▶ [What to work on]: Go through the records below line by line. Count the lines with "gaps" and give the count alone.

▶ [Information given]:
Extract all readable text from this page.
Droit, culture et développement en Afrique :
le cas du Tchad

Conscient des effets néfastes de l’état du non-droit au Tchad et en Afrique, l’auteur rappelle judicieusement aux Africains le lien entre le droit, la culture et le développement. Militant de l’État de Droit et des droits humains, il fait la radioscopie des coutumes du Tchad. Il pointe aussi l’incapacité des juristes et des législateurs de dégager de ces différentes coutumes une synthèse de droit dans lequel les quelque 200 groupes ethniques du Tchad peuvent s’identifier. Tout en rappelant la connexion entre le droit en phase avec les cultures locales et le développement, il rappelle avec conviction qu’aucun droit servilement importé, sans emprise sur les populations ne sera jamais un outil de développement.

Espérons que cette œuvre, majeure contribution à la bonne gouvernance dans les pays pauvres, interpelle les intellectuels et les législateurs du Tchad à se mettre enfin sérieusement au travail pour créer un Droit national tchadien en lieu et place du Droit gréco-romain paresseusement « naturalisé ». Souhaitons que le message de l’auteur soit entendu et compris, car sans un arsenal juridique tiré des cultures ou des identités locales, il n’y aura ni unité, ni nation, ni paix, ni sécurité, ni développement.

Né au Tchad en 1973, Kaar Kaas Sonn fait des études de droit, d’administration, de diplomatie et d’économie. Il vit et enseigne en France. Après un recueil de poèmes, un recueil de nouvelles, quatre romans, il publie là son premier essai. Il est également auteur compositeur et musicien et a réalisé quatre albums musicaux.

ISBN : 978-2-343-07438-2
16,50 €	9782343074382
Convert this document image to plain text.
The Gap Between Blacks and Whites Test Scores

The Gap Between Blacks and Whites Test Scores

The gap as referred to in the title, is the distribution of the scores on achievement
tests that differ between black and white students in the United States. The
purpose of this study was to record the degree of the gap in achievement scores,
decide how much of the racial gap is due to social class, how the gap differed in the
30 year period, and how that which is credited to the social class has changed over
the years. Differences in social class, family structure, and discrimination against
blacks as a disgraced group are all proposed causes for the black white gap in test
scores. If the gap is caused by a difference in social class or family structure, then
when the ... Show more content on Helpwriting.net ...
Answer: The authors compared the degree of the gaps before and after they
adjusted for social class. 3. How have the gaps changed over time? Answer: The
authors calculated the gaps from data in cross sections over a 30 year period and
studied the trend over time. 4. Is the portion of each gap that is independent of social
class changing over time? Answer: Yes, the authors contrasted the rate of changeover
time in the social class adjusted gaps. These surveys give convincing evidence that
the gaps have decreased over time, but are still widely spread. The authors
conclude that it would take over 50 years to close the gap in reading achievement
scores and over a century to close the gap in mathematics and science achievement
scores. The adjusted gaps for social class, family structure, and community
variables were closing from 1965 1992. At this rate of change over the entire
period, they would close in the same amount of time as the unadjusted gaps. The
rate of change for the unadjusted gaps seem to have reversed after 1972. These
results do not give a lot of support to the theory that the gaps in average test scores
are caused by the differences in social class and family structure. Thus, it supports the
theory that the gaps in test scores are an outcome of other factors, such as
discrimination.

▶ [Problem solution]: 10